*Data lines*

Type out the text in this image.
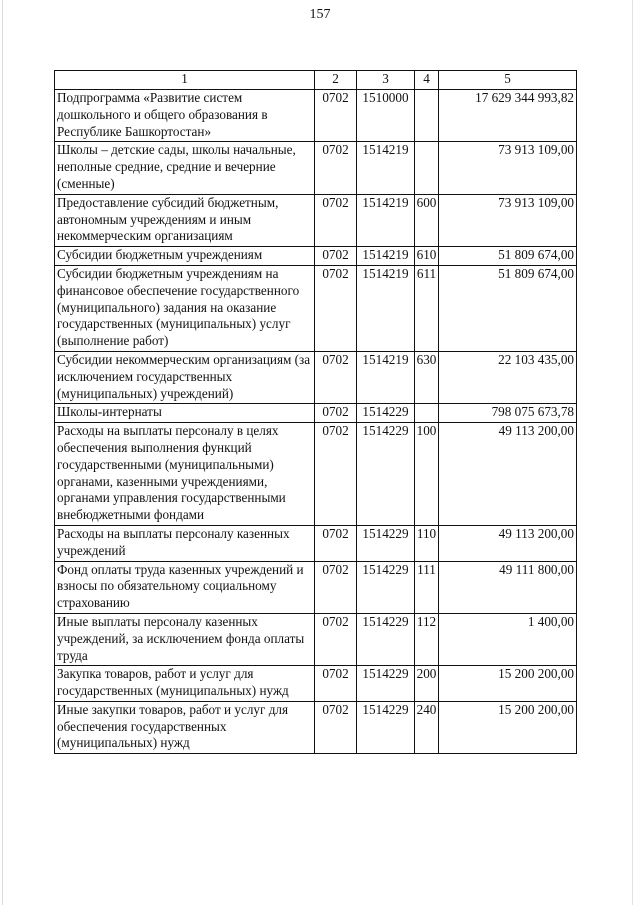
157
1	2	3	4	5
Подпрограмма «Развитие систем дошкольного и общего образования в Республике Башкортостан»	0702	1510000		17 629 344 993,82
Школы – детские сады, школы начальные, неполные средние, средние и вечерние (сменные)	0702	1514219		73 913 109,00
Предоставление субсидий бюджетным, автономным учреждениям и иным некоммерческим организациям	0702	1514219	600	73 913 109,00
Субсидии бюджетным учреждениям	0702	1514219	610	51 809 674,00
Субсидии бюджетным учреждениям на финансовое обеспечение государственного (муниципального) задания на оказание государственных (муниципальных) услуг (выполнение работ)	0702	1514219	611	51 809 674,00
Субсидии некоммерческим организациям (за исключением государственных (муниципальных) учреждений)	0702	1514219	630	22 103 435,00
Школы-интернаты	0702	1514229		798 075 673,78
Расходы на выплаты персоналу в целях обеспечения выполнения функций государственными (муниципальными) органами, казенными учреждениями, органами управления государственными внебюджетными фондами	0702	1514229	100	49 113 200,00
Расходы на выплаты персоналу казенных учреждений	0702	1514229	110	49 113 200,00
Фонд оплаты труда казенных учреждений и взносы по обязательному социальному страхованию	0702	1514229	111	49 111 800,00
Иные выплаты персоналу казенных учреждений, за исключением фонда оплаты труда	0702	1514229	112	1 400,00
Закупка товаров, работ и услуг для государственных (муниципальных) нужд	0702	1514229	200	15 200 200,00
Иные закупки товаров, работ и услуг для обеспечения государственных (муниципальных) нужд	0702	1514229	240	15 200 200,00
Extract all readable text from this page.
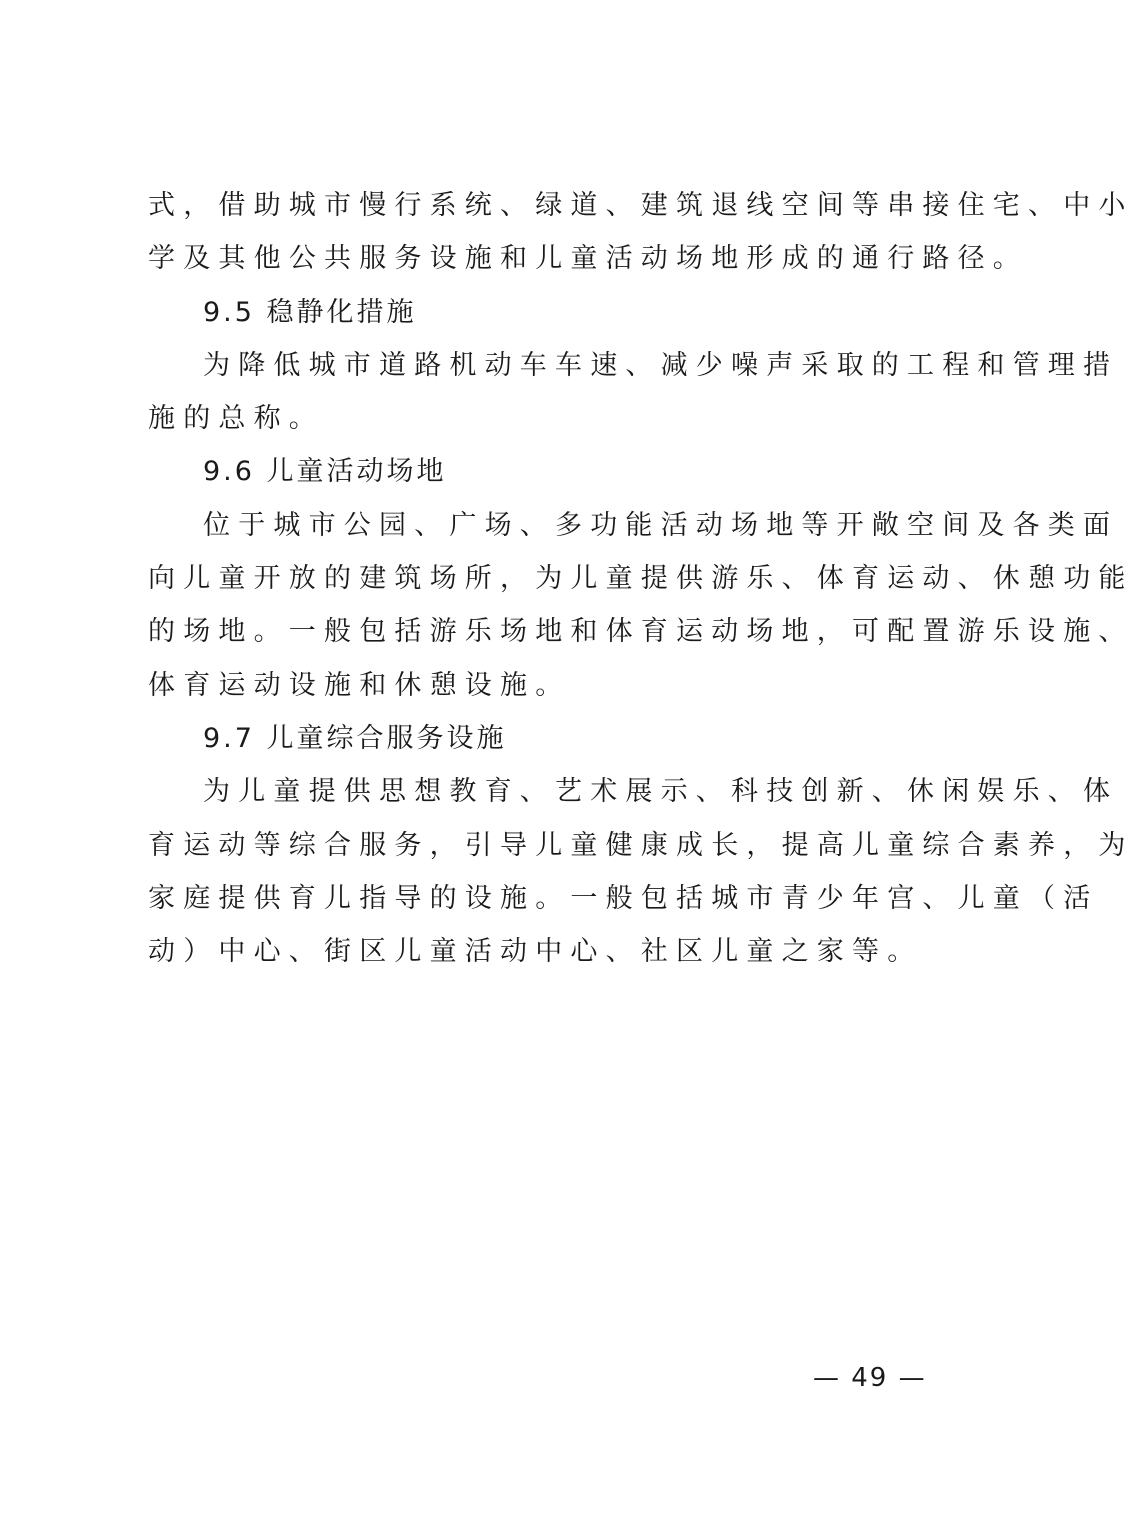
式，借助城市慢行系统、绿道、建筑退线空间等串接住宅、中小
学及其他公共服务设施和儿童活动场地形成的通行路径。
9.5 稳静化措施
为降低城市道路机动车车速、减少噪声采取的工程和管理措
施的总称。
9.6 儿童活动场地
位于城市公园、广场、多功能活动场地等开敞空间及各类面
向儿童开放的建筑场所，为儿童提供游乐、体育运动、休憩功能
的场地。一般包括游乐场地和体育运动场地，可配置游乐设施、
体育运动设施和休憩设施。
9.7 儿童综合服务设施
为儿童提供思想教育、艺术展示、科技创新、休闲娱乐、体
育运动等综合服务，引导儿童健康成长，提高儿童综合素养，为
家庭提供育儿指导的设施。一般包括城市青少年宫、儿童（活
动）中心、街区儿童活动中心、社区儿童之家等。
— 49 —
* * *
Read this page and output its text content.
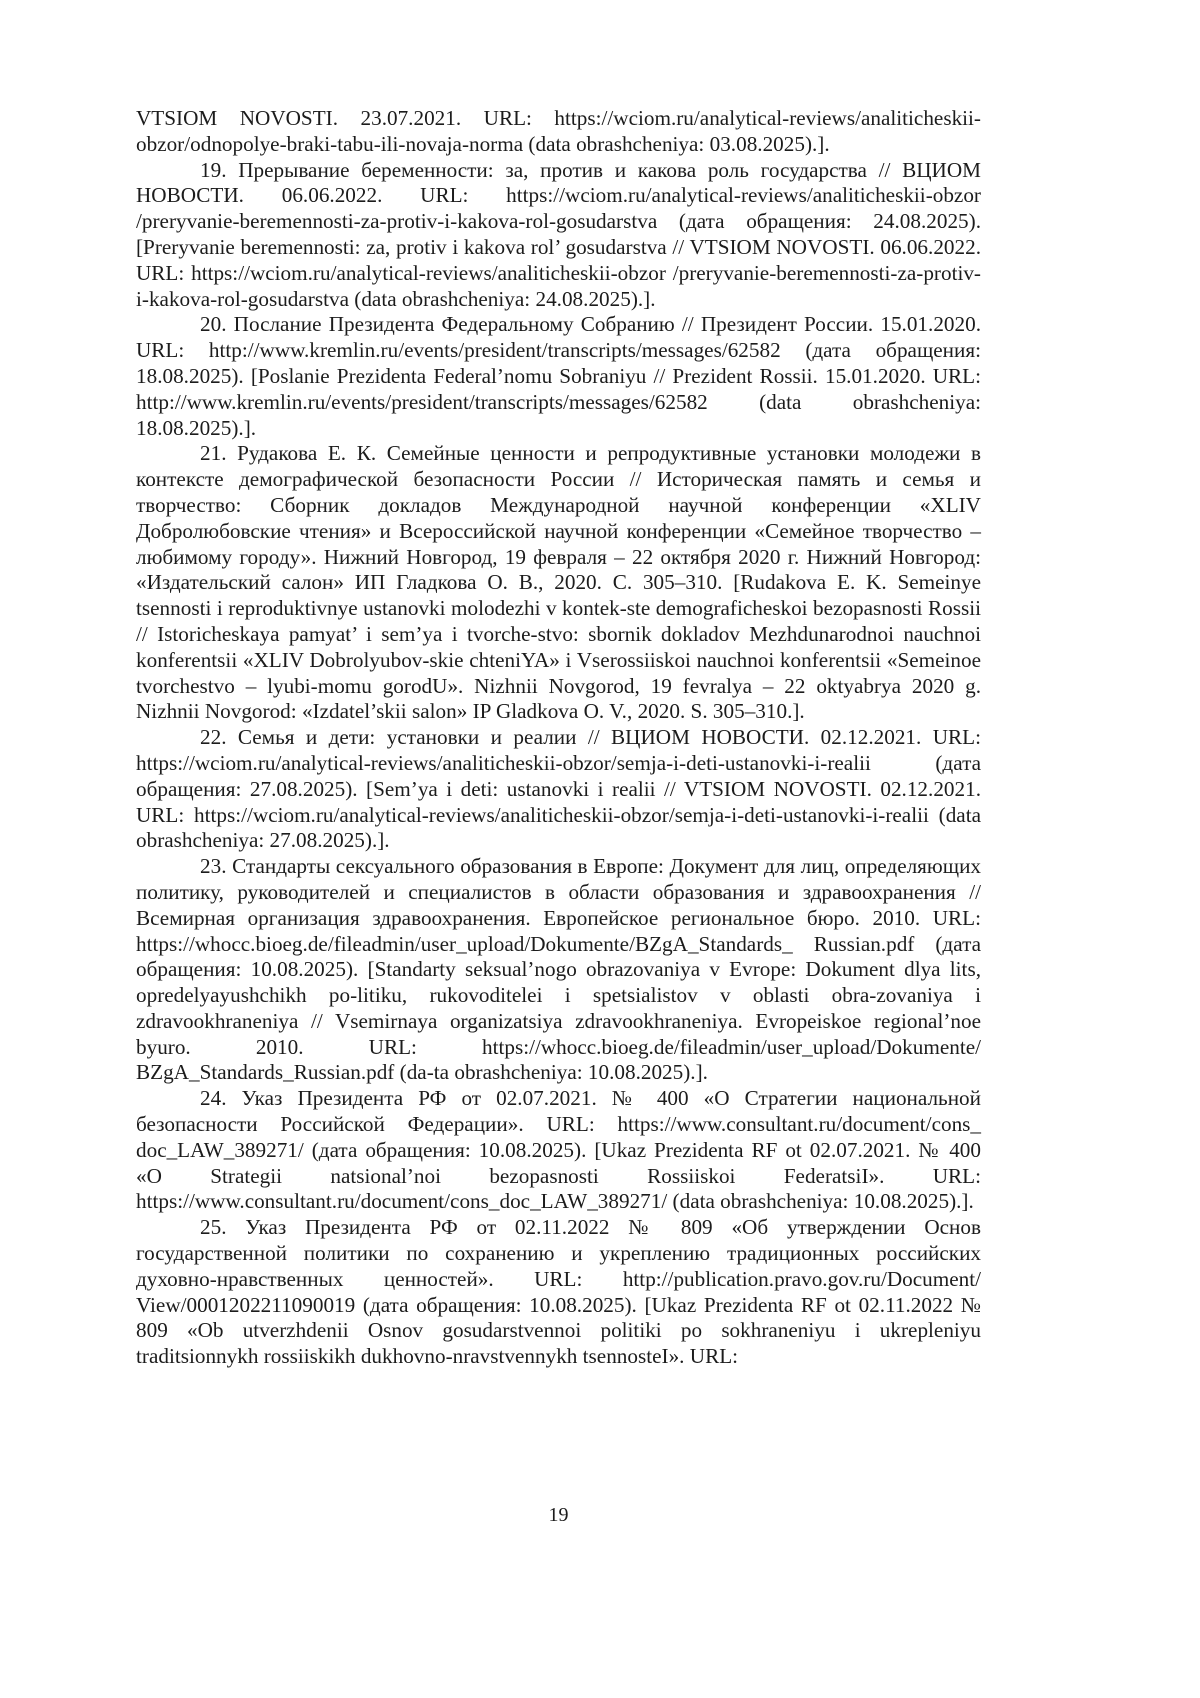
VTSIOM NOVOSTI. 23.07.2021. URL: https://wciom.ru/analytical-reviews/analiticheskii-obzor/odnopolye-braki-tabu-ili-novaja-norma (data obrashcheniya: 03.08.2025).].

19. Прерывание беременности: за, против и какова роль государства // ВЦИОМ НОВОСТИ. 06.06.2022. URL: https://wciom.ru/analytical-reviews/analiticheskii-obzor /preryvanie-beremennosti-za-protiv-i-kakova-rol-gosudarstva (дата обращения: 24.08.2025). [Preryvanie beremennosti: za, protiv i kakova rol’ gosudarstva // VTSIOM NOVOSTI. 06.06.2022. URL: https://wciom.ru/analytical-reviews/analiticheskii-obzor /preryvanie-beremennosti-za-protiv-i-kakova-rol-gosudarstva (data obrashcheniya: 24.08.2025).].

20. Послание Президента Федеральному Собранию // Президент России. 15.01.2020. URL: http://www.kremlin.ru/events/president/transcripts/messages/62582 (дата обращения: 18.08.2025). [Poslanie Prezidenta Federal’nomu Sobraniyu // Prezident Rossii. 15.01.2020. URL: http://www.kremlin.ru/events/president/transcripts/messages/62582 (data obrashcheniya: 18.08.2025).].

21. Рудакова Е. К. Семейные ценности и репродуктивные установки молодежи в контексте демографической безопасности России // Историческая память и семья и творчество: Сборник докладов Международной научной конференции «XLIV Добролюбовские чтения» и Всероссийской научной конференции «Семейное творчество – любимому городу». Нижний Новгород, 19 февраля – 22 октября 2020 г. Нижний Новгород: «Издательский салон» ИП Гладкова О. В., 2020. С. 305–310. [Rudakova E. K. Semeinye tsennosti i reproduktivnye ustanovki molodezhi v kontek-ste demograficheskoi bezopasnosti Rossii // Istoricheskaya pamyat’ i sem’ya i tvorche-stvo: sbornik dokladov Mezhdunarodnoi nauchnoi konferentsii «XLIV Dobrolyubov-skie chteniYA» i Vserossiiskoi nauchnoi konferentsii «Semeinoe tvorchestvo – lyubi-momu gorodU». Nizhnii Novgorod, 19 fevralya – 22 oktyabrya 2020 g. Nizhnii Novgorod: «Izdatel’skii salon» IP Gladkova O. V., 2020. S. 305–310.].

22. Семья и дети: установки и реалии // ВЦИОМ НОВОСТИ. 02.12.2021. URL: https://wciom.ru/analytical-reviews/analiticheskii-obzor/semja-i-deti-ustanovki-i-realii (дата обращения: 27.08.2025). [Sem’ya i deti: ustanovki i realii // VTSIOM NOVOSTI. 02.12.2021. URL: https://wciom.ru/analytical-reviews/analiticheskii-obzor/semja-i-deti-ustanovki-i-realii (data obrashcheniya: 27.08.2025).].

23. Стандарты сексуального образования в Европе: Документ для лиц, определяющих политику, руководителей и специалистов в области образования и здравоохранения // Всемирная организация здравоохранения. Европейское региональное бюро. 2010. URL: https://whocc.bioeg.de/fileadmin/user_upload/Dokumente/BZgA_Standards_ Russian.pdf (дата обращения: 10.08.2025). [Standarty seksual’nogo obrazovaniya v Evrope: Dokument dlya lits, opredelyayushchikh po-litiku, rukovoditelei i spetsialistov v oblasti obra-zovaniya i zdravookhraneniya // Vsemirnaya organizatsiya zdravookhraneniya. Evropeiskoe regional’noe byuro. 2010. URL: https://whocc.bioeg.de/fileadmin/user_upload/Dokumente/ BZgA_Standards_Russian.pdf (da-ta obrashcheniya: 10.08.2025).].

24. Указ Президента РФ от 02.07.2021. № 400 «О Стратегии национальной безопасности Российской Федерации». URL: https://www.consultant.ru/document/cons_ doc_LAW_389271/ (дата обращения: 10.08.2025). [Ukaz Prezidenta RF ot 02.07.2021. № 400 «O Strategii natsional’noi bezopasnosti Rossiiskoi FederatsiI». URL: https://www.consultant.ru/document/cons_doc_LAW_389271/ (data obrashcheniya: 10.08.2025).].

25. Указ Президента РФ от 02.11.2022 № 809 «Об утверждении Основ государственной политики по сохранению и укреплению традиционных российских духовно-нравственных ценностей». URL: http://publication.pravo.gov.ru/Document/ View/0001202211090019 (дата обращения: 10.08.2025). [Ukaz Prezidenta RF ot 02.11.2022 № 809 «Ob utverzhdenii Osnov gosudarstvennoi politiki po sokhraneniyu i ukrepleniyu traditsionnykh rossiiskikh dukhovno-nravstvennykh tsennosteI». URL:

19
--
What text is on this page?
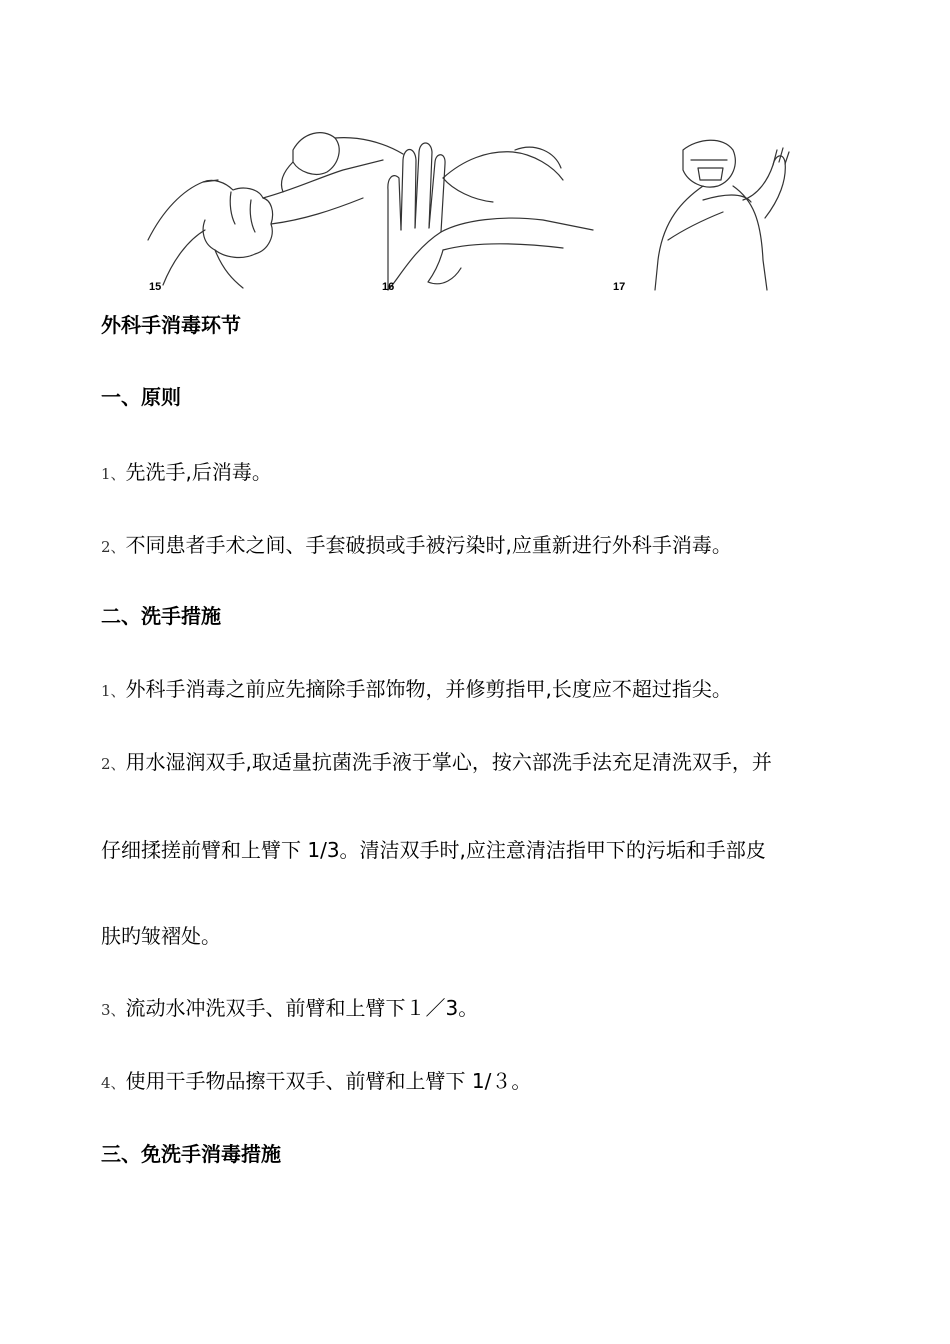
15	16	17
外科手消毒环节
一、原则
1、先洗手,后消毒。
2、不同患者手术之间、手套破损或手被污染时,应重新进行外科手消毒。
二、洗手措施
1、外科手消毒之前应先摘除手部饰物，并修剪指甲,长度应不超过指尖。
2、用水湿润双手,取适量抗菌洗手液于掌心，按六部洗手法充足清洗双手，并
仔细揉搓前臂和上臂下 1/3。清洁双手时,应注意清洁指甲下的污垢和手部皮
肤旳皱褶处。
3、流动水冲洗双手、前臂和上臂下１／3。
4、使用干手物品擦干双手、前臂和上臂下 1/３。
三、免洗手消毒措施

*What the task requires*
Where a line above contains the word "Указ", copy that line.

*Result below*
24. Указ Президента РФ от 02.07.2021. № 400 «О Стратегии национальной безопасности Российской Федерации». URL: https://www.consultant.ru/document/cons_ doc_LAW_389271/ (дата обращения: 10.08.2025). [Ukaz Prezidenta RF ot 02.07.2021. № 400 «O Strategii natsional’noi bezopasnosti Rossiiskoi FederatsiI». URL: https://www.consultant.ru/document/cons_doc_LAW_389271/ (data obrashcheniya: 10.08.2025).].
25. Указ Президента РФ от 02.11.2022 № 809 «Об утверждении Основ государственной политики по сохранению и укреплению традиционных российских духовно-нравственных ценностей». URL: http://publication.pravo.gov.ru/Document/ View/0001202211090019 (дата обращения: 10.08.2025). [Ukaz Prezidenta RF ot 02.11.2022 № 809 «Ob utverzhdenii Osnov gosudarstvennoi politiki po sokhraneniyu i ukrepleniyu traditsionnykh rossiiskikh dukhovno-nravstvennykh tsennosteI». URL:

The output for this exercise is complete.